--- start of Data shown ---
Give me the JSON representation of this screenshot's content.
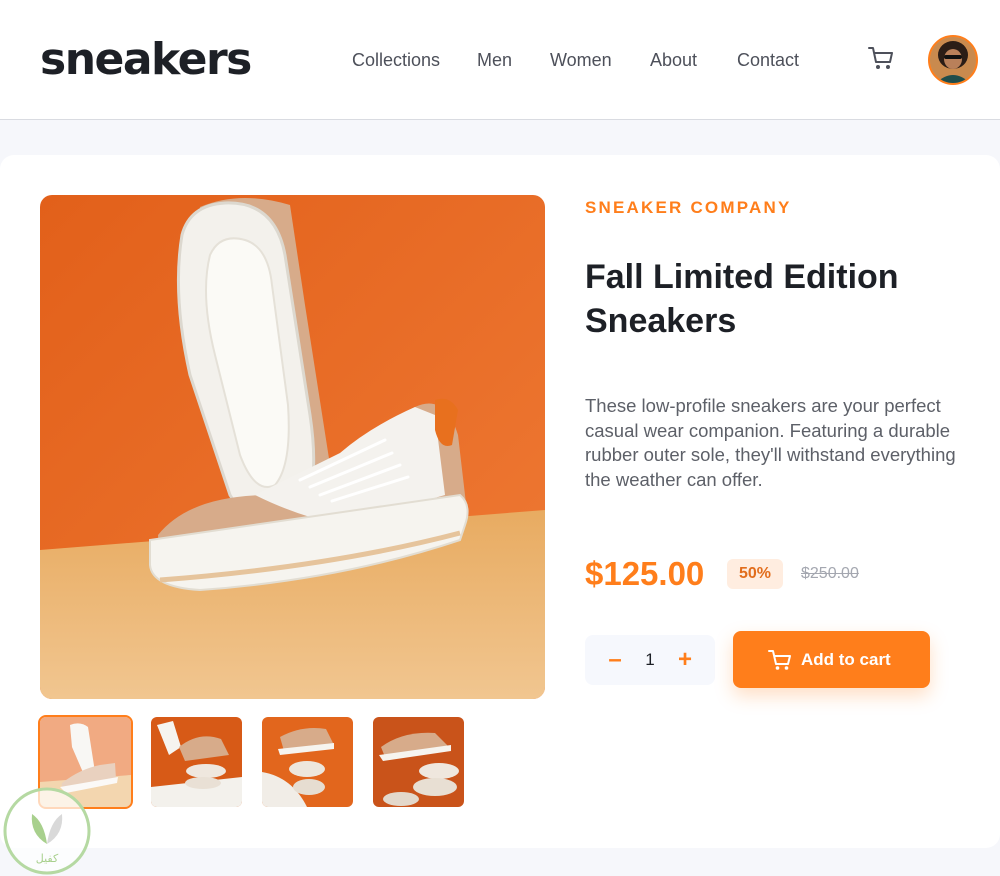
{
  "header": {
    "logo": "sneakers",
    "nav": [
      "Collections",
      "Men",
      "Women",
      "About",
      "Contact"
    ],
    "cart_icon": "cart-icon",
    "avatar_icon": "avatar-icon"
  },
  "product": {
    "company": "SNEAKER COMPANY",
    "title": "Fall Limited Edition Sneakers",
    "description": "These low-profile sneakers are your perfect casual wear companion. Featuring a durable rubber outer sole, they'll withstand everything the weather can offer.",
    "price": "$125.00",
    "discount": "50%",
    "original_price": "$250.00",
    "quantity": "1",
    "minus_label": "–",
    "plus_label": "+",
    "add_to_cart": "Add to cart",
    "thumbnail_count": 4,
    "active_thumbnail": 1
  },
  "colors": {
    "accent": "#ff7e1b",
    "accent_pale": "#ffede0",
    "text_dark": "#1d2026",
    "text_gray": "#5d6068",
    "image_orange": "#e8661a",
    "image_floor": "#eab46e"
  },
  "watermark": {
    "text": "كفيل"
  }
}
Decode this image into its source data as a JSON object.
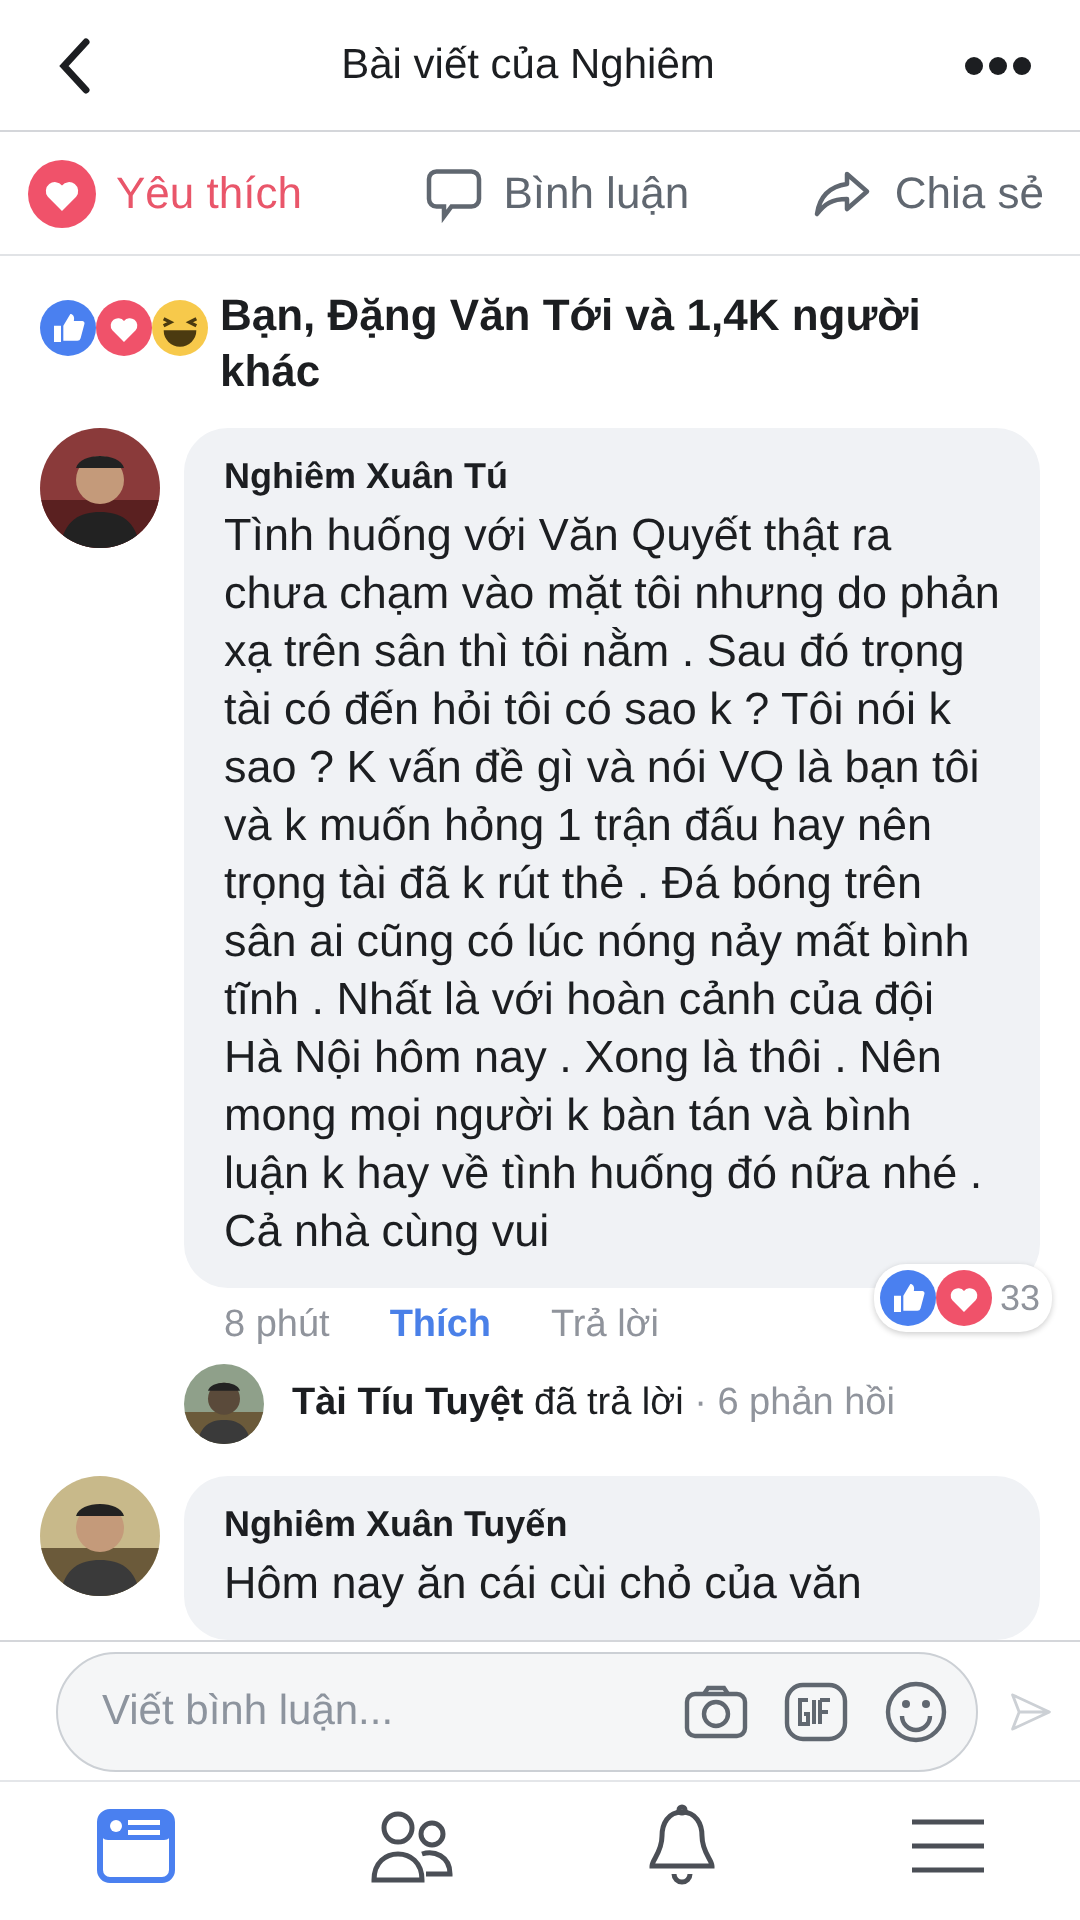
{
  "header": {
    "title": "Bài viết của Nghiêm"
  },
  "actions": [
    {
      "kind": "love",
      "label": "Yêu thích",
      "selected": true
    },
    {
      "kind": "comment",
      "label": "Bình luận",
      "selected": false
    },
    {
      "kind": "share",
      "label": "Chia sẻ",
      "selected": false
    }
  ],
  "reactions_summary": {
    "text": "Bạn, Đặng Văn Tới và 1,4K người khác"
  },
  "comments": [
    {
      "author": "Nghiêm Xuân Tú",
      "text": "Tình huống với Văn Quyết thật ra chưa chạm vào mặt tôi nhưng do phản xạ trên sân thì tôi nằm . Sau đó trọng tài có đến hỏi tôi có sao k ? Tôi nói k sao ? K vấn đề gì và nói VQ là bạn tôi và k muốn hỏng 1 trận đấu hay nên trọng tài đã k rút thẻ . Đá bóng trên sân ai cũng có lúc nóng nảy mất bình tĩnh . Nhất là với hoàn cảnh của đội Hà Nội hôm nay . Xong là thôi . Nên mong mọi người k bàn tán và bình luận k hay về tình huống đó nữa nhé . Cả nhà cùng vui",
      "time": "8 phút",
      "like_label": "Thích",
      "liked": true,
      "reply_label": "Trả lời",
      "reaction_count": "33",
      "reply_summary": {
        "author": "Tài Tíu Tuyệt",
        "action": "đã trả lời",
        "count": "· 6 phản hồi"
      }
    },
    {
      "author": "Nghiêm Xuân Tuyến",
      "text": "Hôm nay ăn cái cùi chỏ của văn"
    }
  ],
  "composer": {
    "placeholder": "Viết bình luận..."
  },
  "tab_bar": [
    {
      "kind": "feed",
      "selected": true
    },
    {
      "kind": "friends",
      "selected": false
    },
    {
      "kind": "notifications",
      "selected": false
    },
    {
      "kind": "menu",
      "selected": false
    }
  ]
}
--- end of Data shown ---
--- start of Data shown ---
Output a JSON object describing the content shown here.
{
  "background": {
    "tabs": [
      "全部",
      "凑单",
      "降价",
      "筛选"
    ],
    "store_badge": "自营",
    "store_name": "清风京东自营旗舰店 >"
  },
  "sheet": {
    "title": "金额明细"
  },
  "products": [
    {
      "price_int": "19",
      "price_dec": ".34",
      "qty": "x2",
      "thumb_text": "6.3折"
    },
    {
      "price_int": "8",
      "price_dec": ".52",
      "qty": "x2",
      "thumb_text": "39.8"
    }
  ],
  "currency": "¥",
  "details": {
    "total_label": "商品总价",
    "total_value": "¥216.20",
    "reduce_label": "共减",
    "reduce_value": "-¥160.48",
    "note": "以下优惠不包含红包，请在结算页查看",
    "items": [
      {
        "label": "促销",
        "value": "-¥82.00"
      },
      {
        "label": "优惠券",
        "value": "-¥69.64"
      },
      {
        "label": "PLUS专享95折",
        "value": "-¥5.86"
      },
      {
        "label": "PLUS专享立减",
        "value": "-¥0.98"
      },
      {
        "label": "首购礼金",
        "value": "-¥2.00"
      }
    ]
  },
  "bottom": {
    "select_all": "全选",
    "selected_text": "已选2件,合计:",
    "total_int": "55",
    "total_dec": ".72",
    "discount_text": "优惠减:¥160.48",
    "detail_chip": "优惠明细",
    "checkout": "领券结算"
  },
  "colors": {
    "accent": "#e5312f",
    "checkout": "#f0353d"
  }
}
--- end of Data shown ---
--- start of Data shown ---
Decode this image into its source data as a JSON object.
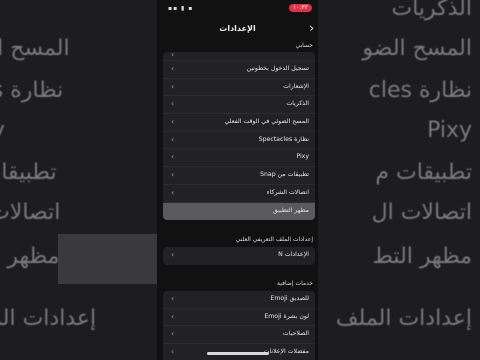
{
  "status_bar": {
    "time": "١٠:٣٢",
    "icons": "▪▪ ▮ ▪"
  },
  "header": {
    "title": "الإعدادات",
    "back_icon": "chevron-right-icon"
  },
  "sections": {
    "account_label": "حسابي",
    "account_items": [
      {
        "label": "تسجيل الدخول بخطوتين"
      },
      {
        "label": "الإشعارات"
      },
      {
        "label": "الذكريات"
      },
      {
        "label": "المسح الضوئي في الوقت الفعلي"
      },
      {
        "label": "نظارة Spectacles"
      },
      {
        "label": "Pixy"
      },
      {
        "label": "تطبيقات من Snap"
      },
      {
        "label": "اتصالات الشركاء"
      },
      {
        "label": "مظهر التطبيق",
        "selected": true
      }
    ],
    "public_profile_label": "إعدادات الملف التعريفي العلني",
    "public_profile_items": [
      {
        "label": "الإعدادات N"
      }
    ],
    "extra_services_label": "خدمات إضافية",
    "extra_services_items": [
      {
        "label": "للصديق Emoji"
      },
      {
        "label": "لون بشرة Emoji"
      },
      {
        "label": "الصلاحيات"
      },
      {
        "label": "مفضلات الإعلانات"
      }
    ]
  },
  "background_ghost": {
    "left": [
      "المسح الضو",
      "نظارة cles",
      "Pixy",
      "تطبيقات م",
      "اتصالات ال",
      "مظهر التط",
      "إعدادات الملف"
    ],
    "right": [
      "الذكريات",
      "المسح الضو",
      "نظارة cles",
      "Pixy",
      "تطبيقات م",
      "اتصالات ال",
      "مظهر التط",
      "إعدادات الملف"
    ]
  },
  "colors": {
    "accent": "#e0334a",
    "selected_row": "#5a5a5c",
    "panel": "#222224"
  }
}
--- end of Data shown ---
Your instructions
Each line in the entries above that includes the string "người" should be extracted.

Task response
    "text": "Bạn, Đặng Văn Tới và 1,4K người khác"
      "text": "Tình huống với Văn Quyết thật ra chưa chạm vào mặt tôi nhưng do phản xạ trên sân thì tôi nằm . Sau đó trọng tài có đến hỏi tôi có sao k ? Tôi nói k sao ? K vấn đề gì và nói VQ là bạn tôi và k muốn hỏng 1 trận đấu hay nên trọng tài đã k rút thẻ . Đá bóng trên sân ai cũng có lúc nóng nảy mất bình tĩnh . Nhất là với hoàn cảnh của đội Hà Nội hôm nay . Xong là thôi . Nên mong mọi người k bàn tán và bình luận k hay về tình huống đó nữa nhé . Cả nhà cùng vui",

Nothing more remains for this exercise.